Set up by Erduo, Yiduo and Lianjing end up in bed together in a drunken stupor. The odd couple are forced to tie the knot. Xiaoyu regains her memory out of a sudden. The truth is revealed that Yamaguchi is the culprit behind her unfortunate state. After Yamaguchi is driven away, Dagou picks up courage to express his love to Xiaoyu. However, he is stunned when Xiaoyu reveals that she is a majie who has vowed celibacy. Meanwhile, Mingxing and Yongyong begin to appreciate each other's virtues, and their feelings for each other grows.

Unhappy that Yongyong is more popular than her, Rourou quits as a singing duo to go solo but fails to earn an audience. For the sake of money, Rourou resorts to performing striptease but is driven to perform in Kuala Lumpur following a police raid. Zibin stays faithfully by her side. When Rourou retires from singing and plumps herself in the bakery, Erduo sets fire to the shop out of resentment.
News that the bakery had been razed reached Caifa and Yinjiao, and through their shop neighbour, they find out that Erduo was seen inside the bakery at that time.

● **DATASET SECTION**:
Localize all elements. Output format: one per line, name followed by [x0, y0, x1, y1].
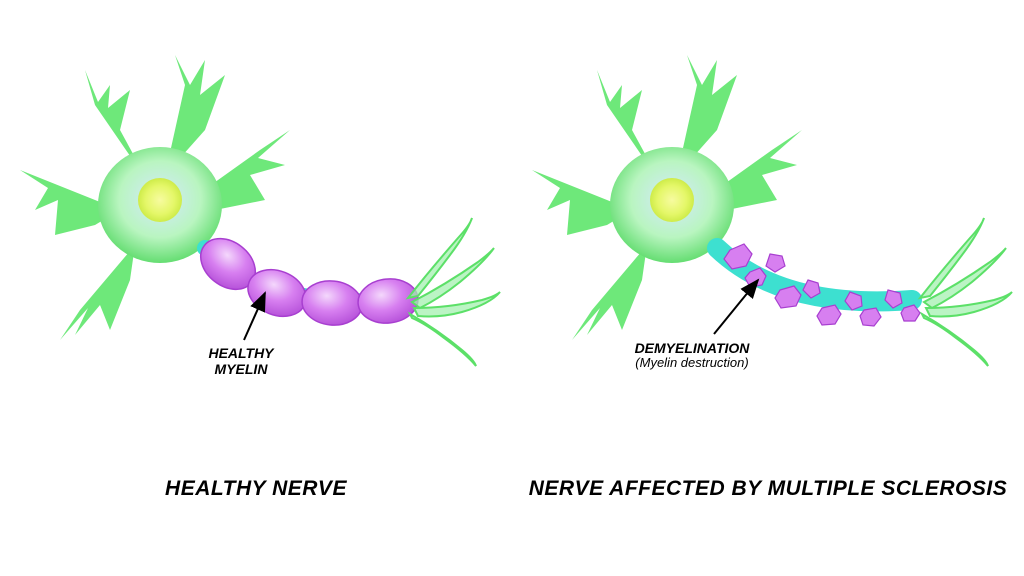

● **THE EXERCISE**: Copy the plot summary word for word, between "Unhappy that Yongyong" and "at that time.", inclusive.

● **ANSWER**:
Unhappy that Yongyong is more popular than her, Rourou quits as a singing duo to go solo but fails to earn an audience. For the sake of money, Rourou resorts to performing striptease but is driven to perform in Kuala Lumpur following a police raid. Zibin stays faithfully by her side. When Rourou retires from singing and plumps herself in the bakery, Erduo sets fire to the shop out of resentment.
News that the bakery had been razed reached Caifa and Yinjiao, and through their shop neighbour, they find out that Erduo was seen inside the bakery at that time.